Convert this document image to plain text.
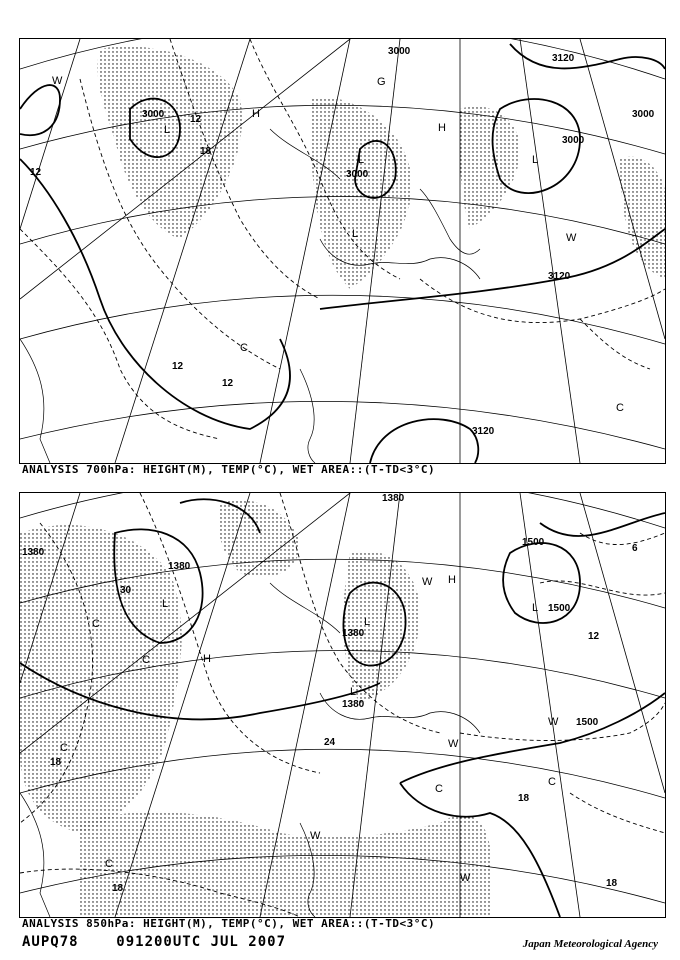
3000
3000
3000
3000
3000
3120
3120
3120
12
12
12
12
18
W
L
H
H
L	L
L	W
C
C
G
ANALYSIS 700hPa: HEIGHT(M), TEMP(°C), WET AREA::(T-TD<3°C)
1380
1380
1380
1380
1380
1500
1500
1500
18
18
18
18
24
12
6
30
C
C
C
C
L
L
L
W
W
W
W
H
H
C
L
C
W
ANALYSIS 850hPa: HEIGHT(M), TEMP(°C), WET AREA::(T-TD<3°C)
AUPQ78    091200UTC JUL 2007	Japan Meteorological Agency
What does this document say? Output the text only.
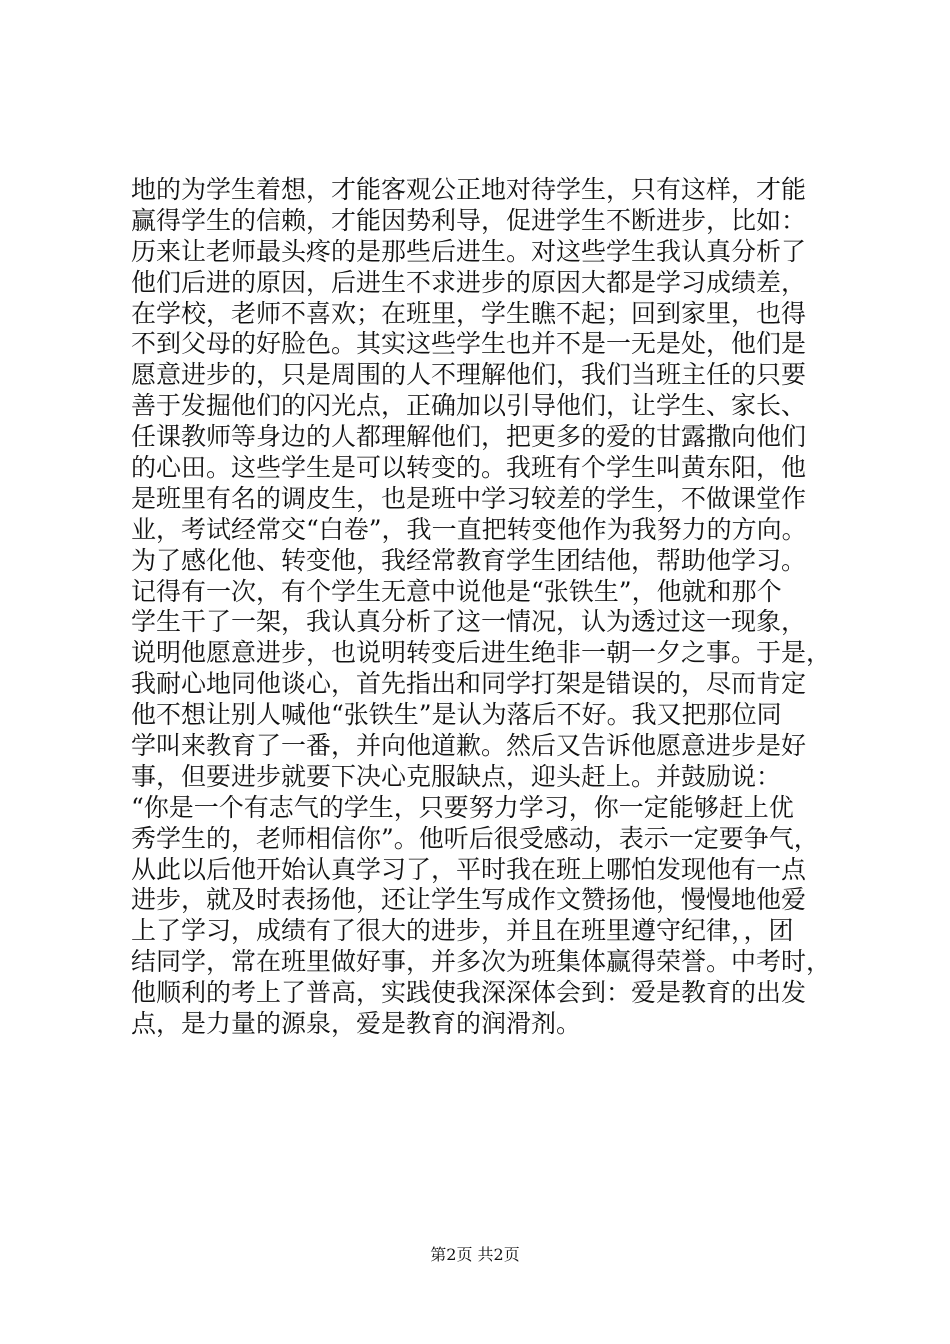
地的为学生着想，才能客观公正地对待学生，只有这样，才能
赢得学生的信赖，才能因势利导，促进学生不断进步，比如：
历来让老师最头疼的是那些后进生。对这些学生我认真分析了
他们后进的原因，后进生不求进步的原因大都是学习成绩差，
在学校，老师不喜欢；在班里，学生瞧不起；回到家里，也得
不到父母的好脸色。其实这些学生也并不是一无是处，他们是
愿意进步的，只是周围的人不理解他们，我们当班主任的只要
善于发掘他们的闪光点，正确加以引导他们，让学生、家长、
任课教师等身边的人都理解他们，把更多的爱的甘露撒向他们
的心田。这些学生是可以转变的。我班有个学生叫黄东阳，他
是班里有名的调皮生，也是班中学习较差的学生，不做课堂作
业，考试经常交“白卷”，我一直把转变他作为我努力的方向。
为了感化他、转变他，我经常教育学生团结他，帮助他学习。
记得有一次，有个学生无意中说他是“张铁生”，他就和那个
学生干了一架，我认真分析了这一情况，认为透过这一现象，
说明他愿意进步，也说明转变后进生绝非一朝一夕之事。于是，
我耐心地同他谈心，首先指出和同学打架是错误的，尽而肯定
他不想让别人喊他“张铁生”是认为落后不好。我又把那位同
学叫来教育了一番，并向他道歉。然后又告诉他愿意进步是好
事，但要进步就要下决心克服缺点，迎头赶上。并鼓励说：
“你是一个有志气的学生，只要努力学习，你一定能够赶上优
秀学生的，老师相信你”。他听后很受感动，表示一定要争气，
从此以后他开始认真学习了，平时我在班上哪怕发现他有一点
进步，就及时表扬他，还让学生写成作文赞扬他，慢慢地他爱
上了学习，成绩有了很大的进步，并且在班里遵守纪律，，团
结同学，常在班里做好事，并多次为班集体赢得荣誉。中考时，
他顺利的考上了普高，实践使我深深体会到：爱是教育的出发
点，是力量的源泉，爱是教育的润滑剂。
第2页 共2页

------------------------------

Copy verbatim the span that opens at the line with "What does this" and closes at the final line of the listing. Do not carry over any pictures.

What does this document say? Output the text only.
地的为学生着想，才能客观公正地对待学生，只有这样，才能
赢得学生的信赖，才能因势利导，促进学生不断进步，比如：
历来让老师最头疼的是那些后进生。对这些学生我认真分析了
他们后进的原因，后进生不求进步的原因大都是学习成绩差，
在学校，老师不喜欢；在班里，学生瞧不起；回到家里，也得
不到父母的好脸色。其实这些学生也并不是一无是处，他们是
愿意进步的，只是周围的人不理解他们，我们当班主任的只要
善于发掘他们的闪光点，正确加以引导他们，让学生、家长、
任课教师等身边的人都理解他们，把更多的爱的甘露撒向他们
的心田。这些学生是可以转变的。我班有个学生叫黄东阳，他
是班里有名的调皮生，也是班中学习较差的学生，不做课堂作
业，考试经常交“白卷”，我一直把转变他作为我努力的方向。
为了感化他、转变他，我经常教育学生团结他，帮助他学习。
记得有一次，有个学生无意中说他是“张铁生”，他就和那个
学生干了一架，我认真分析了这一情况，认为透过这一现象，
说明他愿意进步，也说明转变后进生绝非一朝一夕之事。于是，
我耐心地同他谈心，首先指出和同学打架是错误的，尽而肯定
他不想让别人喊他“张铁生”是认为落后不好。我又把那位同
学叫来教育了一番，并向他道歉。然后又告诉他愿意进步是好
事，但要进步就要下决心克服缺点，迎头赶上。并鼓励说：
“你是一个有志气的学生，只要努力学习，你一定能够赶上优
秀学生的，老师相信你”。他听后很受感动，表示一定要争气，
从此以后他开始认真学习了，平时我在班上哪怕发现他有一点
进步，就及时表扬他，还让学生写成作文赞扬他，慢慢地他爱
上了学习，成绩有了很大的进步，并且在班里遵守纪律，，团
结同学，常在班里做好事，并多次为班集体赢得荣誉。中考时，
他顺利的考上了普高，实践使我深深体会到：爱是教育的出发
点，是力量的源泉，爱是教育的润滑剂。
第2页 共2页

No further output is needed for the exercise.